▶ What to do:
Exactly reproduce each line of the listing that follows.
***
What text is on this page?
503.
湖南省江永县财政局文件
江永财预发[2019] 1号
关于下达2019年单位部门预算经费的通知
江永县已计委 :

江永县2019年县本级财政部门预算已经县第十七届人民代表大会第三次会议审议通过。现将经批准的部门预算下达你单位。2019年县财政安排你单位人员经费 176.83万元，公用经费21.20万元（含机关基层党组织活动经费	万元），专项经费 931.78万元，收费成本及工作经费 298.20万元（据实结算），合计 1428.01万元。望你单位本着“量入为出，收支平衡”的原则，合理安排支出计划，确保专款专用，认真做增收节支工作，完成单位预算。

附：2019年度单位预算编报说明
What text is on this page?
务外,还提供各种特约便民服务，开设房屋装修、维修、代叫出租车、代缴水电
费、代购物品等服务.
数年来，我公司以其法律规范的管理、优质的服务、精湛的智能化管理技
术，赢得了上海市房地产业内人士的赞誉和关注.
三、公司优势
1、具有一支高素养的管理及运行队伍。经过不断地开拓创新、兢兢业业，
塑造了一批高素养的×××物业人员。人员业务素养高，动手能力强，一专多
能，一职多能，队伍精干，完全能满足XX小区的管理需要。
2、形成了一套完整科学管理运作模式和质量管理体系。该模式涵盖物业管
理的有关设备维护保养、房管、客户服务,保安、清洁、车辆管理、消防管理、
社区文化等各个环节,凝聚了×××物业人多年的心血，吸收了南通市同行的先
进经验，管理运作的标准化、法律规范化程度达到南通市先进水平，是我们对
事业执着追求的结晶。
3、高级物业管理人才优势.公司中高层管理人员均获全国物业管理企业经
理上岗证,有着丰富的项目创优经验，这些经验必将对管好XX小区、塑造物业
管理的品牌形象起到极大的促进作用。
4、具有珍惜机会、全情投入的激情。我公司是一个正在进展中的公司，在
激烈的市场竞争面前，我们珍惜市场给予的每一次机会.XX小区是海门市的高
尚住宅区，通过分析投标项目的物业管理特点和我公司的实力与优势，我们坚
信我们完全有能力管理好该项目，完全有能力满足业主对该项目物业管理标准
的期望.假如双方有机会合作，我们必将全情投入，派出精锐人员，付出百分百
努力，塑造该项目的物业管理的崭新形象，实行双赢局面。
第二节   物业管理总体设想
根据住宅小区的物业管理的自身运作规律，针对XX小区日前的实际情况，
***
▶ Task answer:
What text is on this page?
503.
湖南省江永县财政局文件
江永财预发[2019] 1号
关于下达2019年单位部门预算经费的通知
江永县已计委 :

江永县2019年县本级财政部门预算已经县第十七届人民代表大会第三次会议审议通过。现将经批准的部门预算下达你单位。2019年县财政安排你单位人员经费 176.83万元，公用经费21.20万元（含机关基层党组织活动经费	万元），专项经费 931.78万元，收费成本及工作经费 298.20万元（据实结算），合计 1428.01万元。望你单位本着“量入为出，收支平衡”的原则，合理安排支出计划，确保专款专用，认真做增收节支工作，完成单位预算。

附：2019年度单位预算编报说明
What text is on this page?
务外,还提供各种特约便民服务，开设房屋装修、维修、代叫出租车、代缴水电
费、代购物品等服务.
数年来，我公司以其法律规范的管理、优质的服务、精湛的智能化管理技
术，赢得了上海市房地产业内人士的赞誉和关注.
三、公司优势
1、具有一支高素养的管理及运行队伍。经过不断地开拓创新、兢兢业业，
塑造了一批高素养的×××物业人员。人员业务素养高，动手能力强，一专多
能，一职多能，队伍精干，完全能满足XX小区的管理需要。
2、形成了一套完整科学管理运作模式和质量管理体系。该模式涵盖物业管
理的有关设备维护保养、房管、客户服务,保安、清洁、车辆管理、消防管理、
社区文化等各个环节,凝聚了×××物业人多年的心血，吸收了南通市同行的先
进经验，管理运作的标准化、法律规范化程度达到南通市先进水平，是我们对
事业执着追求的结晶。
3、高级物业管理人才优势.公司中高层管理人员均获全国物业管理企业经
理上岗证,有着丰富的项目创优经验，这些经验必将对管好XX小区、塑造物业
管理的品牌形象起到极大的促进作用。
4、具有珍惜机会、全情投入的激情。我公司是一个正在进展中的公司，在
激烈的市场竞争面前，我们珍惜市场给予的每一次机会.XX小区是海门市的高
尚住宅区，通过分析投标项目的物业管理特点和我公司的实力与优势，我们坚
信我们完全有能力管理好该项目，完全有能力满足业主对该项目物业管理标准
的期望.假如双方有机会合作，我们必将全情投入，派出精锐人员，付出百分百
努力，塑造该项目的物业管理的崭新形象，实行双赢局面。
第二节   物业管理总体设想
根据住宅小区的物业管理的自身运作规律，针对XX小区日前的实际情况，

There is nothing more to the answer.